Material for this exercise:
------------------------------------------------

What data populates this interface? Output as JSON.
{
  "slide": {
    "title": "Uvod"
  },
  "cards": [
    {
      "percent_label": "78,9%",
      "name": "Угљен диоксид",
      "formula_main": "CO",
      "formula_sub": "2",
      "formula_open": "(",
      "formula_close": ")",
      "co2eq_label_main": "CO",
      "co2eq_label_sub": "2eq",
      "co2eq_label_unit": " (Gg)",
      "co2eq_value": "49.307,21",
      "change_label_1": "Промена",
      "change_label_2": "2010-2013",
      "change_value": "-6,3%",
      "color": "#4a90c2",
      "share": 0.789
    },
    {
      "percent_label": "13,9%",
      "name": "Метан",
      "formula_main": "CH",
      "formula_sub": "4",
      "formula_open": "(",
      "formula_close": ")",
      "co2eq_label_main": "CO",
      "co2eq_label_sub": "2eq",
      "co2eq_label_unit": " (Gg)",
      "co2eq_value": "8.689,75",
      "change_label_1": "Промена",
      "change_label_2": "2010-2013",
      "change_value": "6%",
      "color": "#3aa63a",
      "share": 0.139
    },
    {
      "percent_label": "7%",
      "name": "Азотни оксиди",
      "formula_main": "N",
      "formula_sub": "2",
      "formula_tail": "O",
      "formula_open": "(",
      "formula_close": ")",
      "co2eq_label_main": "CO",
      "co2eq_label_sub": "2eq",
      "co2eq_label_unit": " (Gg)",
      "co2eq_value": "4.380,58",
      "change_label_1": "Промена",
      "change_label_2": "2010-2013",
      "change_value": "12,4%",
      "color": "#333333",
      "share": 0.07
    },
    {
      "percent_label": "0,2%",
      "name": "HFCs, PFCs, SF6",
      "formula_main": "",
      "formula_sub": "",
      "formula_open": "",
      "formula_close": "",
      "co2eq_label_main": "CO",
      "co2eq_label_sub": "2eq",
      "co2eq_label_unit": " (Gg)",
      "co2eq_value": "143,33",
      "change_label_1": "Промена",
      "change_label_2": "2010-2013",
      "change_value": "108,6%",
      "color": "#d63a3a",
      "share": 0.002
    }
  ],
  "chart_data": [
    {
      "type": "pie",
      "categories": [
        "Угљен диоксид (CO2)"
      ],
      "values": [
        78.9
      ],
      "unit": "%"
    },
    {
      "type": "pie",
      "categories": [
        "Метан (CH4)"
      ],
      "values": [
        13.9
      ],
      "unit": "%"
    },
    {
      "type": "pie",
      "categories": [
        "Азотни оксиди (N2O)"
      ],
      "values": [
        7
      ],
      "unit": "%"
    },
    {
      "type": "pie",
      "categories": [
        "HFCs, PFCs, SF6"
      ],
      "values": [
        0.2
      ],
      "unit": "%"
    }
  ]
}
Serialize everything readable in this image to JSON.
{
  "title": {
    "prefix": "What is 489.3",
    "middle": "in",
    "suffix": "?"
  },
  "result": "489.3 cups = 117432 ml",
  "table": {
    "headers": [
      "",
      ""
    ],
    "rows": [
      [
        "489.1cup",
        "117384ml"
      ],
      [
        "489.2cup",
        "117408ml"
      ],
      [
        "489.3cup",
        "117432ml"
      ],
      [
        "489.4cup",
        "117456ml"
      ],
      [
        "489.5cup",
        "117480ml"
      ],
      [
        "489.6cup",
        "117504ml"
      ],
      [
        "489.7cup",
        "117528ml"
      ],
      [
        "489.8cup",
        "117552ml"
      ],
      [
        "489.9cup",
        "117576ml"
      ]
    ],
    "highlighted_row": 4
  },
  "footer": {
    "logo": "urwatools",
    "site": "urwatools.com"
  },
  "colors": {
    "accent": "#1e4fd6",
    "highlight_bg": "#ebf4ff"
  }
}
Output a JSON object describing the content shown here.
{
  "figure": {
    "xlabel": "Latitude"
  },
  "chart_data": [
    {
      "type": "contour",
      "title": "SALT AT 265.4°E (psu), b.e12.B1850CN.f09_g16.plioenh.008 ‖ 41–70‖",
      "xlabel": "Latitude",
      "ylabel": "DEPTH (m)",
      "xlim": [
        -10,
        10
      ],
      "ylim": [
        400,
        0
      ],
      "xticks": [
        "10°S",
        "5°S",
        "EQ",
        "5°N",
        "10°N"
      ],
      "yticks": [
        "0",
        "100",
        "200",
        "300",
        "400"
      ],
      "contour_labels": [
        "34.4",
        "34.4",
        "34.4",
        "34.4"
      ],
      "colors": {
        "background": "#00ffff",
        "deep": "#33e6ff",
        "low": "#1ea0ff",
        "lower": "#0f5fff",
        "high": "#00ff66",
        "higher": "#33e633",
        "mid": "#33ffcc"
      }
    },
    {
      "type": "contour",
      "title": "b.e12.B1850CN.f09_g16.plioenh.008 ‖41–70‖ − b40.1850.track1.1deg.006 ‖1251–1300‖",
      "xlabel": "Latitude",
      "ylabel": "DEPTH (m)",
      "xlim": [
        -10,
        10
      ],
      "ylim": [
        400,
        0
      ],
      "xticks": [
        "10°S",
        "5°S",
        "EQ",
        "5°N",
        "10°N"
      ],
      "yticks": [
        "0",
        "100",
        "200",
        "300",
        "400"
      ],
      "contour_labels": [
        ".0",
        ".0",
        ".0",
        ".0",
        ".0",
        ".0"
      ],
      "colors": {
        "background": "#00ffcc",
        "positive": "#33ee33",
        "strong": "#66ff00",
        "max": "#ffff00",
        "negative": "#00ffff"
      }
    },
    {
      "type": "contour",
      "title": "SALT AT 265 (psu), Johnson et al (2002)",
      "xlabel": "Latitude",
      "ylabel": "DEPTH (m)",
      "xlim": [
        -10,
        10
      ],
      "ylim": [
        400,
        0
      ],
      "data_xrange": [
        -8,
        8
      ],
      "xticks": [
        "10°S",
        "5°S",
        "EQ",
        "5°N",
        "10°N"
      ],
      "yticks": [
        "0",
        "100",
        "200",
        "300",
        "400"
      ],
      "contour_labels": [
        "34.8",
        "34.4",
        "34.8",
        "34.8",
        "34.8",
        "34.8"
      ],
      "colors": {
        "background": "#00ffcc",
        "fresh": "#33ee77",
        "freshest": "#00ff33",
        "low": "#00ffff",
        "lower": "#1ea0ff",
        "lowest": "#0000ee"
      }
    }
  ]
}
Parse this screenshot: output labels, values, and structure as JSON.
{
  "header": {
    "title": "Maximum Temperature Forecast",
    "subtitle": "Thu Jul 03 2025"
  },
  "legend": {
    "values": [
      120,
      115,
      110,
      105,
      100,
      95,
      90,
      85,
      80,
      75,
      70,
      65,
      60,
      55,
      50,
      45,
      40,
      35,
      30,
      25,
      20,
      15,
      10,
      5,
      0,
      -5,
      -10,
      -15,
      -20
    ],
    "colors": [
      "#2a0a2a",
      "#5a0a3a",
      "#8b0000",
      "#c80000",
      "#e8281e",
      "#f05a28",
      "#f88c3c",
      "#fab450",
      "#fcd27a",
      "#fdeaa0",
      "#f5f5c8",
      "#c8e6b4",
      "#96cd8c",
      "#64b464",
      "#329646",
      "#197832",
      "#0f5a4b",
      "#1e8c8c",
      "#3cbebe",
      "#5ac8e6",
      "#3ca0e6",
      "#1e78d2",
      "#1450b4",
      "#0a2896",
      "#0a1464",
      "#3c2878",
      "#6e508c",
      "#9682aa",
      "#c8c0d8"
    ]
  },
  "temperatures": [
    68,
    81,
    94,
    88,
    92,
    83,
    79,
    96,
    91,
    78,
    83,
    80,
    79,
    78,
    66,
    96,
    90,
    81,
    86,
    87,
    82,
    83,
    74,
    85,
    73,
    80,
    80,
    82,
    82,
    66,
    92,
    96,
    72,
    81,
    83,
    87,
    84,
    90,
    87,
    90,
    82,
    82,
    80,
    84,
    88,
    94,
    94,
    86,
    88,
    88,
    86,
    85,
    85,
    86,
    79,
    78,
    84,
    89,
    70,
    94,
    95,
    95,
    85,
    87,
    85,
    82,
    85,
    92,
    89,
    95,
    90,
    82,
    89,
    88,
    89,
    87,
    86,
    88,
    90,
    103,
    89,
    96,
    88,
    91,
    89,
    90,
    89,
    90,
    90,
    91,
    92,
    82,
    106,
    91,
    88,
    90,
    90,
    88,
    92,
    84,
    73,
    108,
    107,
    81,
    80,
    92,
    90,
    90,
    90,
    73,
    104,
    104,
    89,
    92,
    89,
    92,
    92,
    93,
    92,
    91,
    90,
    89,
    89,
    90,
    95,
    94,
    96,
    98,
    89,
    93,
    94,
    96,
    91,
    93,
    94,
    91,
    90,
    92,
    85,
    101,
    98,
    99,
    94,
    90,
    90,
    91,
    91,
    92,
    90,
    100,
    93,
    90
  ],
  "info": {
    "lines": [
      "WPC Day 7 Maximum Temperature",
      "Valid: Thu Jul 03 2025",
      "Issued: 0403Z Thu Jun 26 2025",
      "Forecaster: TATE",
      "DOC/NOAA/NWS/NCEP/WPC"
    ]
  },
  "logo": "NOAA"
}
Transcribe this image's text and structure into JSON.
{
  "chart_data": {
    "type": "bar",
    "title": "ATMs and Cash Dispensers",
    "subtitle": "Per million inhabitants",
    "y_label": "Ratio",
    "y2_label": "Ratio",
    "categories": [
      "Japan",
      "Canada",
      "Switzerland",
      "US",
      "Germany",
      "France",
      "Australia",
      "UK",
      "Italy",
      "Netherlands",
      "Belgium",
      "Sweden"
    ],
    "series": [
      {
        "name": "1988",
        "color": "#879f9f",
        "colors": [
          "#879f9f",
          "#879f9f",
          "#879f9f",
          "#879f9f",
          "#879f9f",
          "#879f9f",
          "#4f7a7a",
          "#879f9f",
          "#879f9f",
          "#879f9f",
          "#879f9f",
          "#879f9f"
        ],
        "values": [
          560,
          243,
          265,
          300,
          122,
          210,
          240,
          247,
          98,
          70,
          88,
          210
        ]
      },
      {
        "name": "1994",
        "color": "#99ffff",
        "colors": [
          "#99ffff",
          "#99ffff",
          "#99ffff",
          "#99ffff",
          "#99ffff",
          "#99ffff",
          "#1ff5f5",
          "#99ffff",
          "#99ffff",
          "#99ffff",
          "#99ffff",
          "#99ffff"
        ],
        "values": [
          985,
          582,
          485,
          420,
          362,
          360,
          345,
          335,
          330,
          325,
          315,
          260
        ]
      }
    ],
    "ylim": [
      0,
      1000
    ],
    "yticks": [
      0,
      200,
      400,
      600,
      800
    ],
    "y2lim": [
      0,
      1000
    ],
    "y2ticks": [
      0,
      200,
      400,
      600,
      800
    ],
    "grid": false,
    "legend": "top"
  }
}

------------------------------------------------

Written instruction: Copy each line above where the string "image" occurs.

Task answer:
Serialize everything readable in this image to JSON.
Transcribe this image's text and structure into JSON.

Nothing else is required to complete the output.